### PROBLEM
Transcribe all the records with complete accuracy.

[Entries taken from a collection]
** Start **

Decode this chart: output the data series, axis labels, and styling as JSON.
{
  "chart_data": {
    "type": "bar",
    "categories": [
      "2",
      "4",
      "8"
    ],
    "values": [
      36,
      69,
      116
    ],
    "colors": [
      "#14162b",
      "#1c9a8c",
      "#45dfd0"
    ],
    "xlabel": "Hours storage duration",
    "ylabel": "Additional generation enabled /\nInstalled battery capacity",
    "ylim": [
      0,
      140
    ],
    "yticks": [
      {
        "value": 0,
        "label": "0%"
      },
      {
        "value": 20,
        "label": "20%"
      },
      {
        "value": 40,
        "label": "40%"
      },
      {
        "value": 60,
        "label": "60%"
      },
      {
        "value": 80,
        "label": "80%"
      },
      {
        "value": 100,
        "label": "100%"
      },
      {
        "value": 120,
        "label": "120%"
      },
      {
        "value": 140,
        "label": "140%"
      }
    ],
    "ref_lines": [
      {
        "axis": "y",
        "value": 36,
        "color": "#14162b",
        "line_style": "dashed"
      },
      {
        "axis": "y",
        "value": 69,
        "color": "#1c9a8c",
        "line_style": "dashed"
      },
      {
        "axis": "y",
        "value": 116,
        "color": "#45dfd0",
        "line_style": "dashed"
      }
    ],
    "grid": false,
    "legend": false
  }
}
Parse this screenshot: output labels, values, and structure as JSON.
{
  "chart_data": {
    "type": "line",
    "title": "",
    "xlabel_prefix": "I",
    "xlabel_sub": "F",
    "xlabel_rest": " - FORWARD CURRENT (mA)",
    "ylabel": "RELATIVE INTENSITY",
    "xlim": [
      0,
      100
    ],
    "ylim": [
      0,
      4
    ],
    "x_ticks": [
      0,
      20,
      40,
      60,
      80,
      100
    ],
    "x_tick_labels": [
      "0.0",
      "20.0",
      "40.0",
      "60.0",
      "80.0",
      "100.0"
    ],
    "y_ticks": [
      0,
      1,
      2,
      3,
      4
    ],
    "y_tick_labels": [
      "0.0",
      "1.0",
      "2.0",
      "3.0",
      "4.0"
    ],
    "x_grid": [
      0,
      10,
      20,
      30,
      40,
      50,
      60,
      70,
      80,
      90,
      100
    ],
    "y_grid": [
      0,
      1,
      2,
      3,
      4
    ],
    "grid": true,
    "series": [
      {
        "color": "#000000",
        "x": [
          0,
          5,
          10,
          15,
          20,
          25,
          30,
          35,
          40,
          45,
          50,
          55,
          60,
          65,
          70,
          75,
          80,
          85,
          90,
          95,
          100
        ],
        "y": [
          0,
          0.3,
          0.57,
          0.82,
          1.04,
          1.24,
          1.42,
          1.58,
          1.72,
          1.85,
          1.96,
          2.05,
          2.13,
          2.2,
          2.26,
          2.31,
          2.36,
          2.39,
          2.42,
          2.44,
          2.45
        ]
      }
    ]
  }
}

** End **

### SOLUTION FOR THIS PROBLEM
Decode this chart: output the data series, axis labels, and styling as JSON.
{
  "chart_data": {
    "type": "bar",
    "categories": [
      "2",
      "4",
      "8"
    ],
    "values": [
      36,
      69,
      116
    ],
    "colors": [
      "#14162b",
      "#1c9a8c",
      "#45dfd0"
    ],
    "xlabel": "Hours storage duration",
    "ylabel": "Additional generation enabled /\nInstalled battery capacity",
    "ylim": [
      0,
      140
    ],
    "yticks": [
      {
        "value": 0,
        "label": "0%"
      },
      {
        "value": 20,
        "label": "20%"
      },
      {
        "value": 40,
        "label": "40%"
      },
      {
        "value": 60,
        "label": "60%"
      },
      {
        "value": 80,
        "label": "80%"
      },
      {
        "value": 100,
        "label": "100%"
      },
      {
        "value": 120,
        "label": "120%"
      },
      {
        "value": 140,
        "label": "140%"
      }
    ],
    "ref_lines": [
      {
        "axis": "y",
        "value": 36,
        "color": "#14162b",
        "line_style": "dashed"
      },
      {
        "axis": "y",
        "value": 69,
        "color": "#1c9a8c",
        "line_style": "dashed"
      },
      {
        "axis": "y",
        "value": 116,
        "color": "#45dfd0",
        "line_style": "dashed"
      }
    ],
    "grid": false,
    "legend": false
  }
}
Parse this screenshot: output labels, values, and structure as JSON.
{
  "chart_data": {
    "type": "line",
    "title": "",
    "xlabel_prefix": "I",
    "xlabel_sub": "F",
    "xlabel_rest": " - FORWARD CURRENT (mA)",
    "ylabel": "RELATIVE INTENSITY",
    "xlim": [
      0,
      100
    ],
    "ylim": [
      0,
      4
    ],
    "x_ticks": [
      0,
      20,
      40,
      60,
      80,
      100
    ],
    "x_tick_labels": [
      "0.0",
      "20.0",
      "40.0",
      "60.0",
      "80.0",
      "100.0"
    ],
    "y_ticks": [
      0,
      1,
      2,
      3,
      4
    ],
    "y_tick_labels": [
      "0.0",
      "1.0",
      "2.0",
      "3.0",
      "4.0"
    ],
    "x_grid": [
      0,
      10,
      20,
      30,
      40,
      50,
      60,
      70,
      80,
      90,
      100
    ],
    "y_grid": [
      0,
      1,
      2,
      3,
      4
    ],
    "grid": true,
    "series": [
      {
        "color": "#000000",
        "x": [
          0,
          5,
          10,
          15,
          20,
          25,
          30,
          35,
          40,
          45,
          50,
          55,
          60,
          65,
          70,
          75,
          80,
          85,
          90,
          95,
          100
        ],
        "y": [
          0,
          0.3,
          0.57,
          0.82,
          1.04,
          1.24,
          1.42,
          1.58,
          1.72,
          1.85,
          1.96,
          2.05,
          2.13,
          2.2,
          2.26,
          2.31,
          2.36,
          2.39,
          2.42,
          2.44,
          2.45
        ]
      }
    ]
  }
}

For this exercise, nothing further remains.